=== WORK TO COMPLETE ===
Pick every line from the data that holds the word "text".

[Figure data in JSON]
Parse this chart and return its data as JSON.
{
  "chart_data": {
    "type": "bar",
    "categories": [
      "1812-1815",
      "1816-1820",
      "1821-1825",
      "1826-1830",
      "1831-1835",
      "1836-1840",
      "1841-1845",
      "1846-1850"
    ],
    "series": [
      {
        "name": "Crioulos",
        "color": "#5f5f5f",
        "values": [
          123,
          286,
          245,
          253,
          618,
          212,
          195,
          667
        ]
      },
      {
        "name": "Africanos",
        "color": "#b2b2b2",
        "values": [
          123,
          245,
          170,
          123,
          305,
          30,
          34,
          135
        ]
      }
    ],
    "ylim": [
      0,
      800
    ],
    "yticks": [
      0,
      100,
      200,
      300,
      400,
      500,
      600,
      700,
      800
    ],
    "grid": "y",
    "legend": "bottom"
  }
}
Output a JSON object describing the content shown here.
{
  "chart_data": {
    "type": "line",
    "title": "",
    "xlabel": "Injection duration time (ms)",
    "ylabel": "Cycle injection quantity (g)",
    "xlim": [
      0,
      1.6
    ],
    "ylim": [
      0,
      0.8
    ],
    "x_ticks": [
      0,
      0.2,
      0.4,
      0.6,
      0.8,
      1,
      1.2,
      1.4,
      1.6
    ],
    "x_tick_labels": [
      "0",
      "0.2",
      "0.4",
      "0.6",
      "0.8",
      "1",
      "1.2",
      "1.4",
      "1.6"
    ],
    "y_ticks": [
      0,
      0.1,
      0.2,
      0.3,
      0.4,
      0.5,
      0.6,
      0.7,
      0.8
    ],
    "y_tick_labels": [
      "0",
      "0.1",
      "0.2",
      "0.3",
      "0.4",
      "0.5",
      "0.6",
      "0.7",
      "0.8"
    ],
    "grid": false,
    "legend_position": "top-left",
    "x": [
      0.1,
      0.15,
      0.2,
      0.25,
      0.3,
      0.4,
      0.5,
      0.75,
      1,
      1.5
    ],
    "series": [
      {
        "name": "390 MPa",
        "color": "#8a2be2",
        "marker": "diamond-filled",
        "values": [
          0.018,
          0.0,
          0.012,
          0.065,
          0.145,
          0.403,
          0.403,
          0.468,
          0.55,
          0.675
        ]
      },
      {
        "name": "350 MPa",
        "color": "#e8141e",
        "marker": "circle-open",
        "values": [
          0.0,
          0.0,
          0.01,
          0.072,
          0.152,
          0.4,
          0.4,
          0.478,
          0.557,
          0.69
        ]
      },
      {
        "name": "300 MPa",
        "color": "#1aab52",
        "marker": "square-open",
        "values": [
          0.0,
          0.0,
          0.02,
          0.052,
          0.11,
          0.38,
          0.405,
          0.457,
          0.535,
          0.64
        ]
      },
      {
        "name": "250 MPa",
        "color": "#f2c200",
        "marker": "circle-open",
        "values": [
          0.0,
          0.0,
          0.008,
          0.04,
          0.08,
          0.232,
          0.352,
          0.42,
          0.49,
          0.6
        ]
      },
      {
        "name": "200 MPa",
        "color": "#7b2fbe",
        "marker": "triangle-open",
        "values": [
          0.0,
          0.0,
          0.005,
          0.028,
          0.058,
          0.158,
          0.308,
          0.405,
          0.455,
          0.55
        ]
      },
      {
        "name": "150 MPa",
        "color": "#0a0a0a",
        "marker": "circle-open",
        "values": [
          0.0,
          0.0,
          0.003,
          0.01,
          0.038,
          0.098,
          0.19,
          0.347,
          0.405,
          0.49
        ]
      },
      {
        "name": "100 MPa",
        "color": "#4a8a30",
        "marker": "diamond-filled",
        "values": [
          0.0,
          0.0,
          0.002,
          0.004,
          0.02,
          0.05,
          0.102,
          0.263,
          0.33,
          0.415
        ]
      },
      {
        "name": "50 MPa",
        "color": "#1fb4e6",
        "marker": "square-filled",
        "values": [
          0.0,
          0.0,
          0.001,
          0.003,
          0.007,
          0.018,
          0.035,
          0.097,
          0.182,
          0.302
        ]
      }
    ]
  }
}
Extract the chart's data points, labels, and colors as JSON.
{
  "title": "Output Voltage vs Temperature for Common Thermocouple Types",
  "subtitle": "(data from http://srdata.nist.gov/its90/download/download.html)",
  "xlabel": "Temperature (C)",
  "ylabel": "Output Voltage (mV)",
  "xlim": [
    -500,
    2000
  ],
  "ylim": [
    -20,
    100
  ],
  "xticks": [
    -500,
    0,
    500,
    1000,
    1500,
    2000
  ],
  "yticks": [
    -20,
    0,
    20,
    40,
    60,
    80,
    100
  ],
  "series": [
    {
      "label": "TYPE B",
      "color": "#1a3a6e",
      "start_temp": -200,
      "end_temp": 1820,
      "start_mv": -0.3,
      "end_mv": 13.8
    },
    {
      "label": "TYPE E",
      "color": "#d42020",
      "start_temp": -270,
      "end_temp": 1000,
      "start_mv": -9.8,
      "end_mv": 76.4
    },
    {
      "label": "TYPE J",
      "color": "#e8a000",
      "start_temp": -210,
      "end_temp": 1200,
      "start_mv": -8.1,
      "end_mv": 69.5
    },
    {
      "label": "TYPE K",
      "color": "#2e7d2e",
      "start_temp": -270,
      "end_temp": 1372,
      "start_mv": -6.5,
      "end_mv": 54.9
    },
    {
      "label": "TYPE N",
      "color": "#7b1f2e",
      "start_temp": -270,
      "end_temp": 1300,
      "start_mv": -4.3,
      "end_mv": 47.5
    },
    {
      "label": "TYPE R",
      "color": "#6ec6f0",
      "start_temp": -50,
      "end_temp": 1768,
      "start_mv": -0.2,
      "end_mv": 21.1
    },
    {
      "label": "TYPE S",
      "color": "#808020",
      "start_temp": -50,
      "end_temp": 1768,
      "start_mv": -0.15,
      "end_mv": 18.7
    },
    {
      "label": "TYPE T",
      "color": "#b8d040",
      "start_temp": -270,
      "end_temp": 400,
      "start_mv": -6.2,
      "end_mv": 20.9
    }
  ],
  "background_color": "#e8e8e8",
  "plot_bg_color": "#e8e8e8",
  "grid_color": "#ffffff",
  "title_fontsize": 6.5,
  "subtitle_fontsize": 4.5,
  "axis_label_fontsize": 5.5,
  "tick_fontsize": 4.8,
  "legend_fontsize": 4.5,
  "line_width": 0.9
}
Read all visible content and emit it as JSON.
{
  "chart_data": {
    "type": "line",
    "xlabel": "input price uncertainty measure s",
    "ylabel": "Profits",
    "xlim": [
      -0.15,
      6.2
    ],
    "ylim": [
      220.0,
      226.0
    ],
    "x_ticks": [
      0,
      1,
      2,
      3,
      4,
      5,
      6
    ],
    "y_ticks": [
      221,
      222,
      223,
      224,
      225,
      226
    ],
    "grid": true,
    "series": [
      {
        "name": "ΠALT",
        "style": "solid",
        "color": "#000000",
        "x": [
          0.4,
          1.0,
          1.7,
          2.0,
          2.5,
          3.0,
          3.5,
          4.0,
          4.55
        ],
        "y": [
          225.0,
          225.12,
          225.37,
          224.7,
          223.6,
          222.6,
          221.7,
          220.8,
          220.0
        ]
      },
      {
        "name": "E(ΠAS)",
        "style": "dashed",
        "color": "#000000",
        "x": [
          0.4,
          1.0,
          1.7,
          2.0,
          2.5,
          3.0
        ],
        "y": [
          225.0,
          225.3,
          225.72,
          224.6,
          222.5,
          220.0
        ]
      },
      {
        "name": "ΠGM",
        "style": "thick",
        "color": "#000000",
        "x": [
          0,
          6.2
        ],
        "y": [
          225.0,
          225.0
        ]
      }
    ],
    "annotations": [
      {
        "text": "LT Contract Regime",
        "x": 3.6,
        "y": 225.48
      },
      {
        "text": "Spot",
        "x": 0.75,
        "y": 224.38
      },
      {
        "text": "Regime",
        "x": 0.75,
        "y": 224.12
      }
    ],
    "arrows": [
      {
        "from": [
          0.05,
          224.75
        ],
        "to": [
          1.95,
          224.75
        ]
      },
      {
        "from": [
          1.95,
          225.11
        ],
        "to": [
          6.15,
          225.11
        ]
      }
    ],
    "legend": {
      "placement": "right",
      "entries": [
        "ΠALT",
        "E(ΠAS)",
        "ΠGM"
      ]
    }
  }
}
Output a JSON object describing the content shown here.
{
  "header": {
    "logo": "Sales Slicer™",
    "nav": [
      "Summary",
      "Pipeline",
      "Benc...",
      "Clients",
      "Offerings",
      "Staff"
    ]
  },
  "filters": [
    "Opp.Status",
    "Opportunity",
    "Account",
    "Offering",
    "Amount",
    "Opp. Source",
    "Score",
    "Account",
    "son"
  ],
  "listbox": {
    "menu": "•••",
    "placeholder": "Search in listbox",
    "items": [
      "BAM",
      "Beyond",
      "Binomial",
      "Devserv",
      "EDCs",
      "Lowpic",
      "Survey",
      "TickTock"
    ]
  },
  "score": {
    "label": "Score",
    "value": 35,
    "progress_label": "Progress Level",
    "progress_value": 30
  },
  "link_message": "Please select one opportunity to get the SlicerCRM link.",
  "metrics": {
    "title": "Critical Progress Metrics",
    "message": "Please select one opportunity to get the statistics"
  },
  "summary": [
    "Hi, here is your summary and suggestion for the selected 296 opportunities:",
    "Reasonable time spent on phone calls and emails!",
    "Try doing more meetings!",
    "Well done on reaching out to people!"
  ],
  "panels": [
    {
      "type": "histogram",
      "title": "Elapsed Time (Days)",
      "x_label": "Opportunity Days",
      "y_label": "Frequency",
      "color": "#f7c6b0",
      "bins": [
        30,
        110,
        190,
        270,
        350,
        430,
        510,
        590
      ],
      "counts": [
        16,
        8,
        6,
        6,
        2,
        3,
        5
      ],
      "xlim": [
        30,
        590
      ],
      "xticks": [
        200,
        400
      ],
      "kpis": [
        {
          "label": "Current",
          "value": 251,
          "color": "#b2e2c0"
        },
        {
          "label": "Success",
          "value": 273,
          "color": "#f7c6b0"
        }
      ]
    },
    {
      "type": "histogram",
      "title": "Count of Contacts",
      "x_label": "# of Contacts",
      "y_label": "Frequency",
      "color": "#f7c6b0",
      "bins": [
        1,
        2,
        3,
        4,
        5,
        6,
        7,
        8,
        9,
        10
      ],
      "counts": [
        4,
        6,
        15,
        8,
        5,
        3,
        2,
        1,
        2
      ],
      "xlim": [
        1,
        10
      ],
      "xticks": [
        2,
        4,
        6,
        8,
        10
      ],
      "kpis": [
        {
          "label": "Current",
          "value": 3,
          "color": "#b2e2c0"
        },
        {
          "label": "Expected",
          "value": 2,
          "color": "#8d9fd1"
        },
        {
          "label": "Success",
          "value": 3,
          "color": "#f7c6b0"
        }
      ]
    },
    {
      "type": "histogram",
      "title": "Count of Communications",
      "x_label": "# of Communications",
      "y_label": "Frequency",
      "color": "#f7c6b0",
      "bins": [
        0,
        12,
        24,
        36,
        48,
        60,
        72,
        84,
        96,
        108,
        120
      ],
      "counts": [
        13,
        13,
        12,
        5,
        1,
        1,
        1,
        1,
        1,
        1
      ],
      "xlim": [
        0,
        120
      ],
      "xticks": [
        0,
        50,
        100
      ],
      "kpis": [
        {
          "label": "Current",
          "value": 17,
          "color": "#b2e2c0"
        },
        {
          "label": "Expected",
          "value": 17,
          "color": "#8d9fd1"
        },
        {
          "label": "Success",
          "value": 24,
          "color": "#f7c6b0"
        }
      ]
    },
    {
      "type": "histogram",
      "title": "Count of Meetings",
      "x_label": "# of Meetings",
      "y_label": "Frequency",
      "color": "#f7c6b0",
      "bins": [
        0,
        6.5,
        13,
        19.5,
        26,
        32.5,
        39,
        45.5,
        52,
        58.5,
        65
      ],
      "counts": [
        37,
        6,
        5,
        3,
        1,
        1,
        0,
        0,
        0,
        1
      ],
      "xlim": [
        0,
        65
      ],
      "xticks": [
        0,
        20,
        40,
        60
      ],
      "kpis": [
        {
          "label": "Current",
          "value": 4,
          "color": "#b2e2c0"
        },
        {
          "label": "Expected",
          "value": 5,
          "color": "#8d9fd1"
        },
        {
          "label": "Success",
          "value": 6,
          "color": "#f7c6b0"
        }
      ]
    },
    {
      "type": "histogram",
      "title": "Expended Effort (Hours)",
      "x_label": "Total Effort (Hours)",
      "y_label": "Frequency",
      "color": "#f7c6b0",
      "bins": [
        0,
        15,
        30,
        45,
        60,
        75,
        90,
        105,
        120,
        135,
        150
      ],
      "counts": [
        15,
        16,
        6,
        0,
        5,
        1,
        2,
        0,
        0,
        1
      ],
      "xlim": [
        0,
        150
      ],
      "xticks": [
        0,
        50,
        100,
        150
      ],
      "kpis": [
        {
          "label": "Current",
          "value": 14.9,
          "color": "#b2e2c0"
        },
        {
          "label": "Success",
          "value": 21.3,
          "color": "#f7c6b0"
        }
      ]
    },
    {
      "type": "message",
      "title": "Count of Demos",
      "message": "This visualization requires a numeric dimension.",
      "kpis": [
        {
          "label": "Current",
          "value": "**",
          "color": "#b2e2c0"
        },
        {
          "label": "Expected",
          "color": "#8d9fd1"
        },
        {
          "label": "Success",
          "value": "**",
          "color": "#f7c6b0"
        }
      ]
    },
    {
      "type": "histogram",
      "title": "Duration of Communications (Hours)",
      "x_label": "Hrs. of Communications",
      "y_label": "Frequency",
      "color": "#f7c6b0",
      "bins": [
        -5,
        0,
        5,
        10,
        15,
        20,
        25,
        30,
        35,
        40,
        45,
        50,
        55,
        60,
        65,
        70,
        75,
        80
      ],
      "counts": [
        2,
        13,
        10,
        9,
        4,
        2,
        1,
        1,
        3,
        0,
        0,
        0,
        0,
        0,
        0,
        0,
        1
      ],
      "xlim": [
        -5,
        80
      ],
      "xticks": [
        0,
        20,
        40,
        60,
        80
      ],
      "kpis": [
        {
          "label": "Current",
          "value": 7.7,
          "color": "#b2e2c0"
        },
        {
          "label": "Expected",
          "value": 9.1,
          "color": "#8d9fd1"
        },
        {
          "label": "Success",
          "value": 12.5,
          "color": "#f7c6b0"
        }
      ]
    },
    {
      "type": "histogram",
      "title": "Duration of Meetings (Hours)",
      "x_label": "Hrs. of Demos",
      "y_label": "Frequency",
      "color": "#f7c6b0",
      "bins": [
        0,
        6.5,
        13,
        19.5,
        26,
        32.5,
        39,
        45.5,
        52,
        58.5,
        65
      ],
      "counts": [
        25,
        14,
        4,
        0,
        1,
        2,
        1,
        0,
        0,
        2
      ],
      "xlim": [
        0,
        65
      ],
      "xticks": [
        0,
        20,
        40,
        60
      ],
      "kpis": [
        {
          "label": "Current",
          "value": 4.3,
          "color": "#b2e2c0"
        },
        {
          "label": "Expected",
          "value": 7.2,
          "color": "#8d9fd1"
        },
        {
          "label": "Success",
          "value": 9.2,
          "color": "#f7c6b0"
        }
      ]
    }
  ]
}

=== COMPLETE RESPONSE ===
        "text": "LT Contract Regime",
        "text": "Spot",
        "text": "Regime",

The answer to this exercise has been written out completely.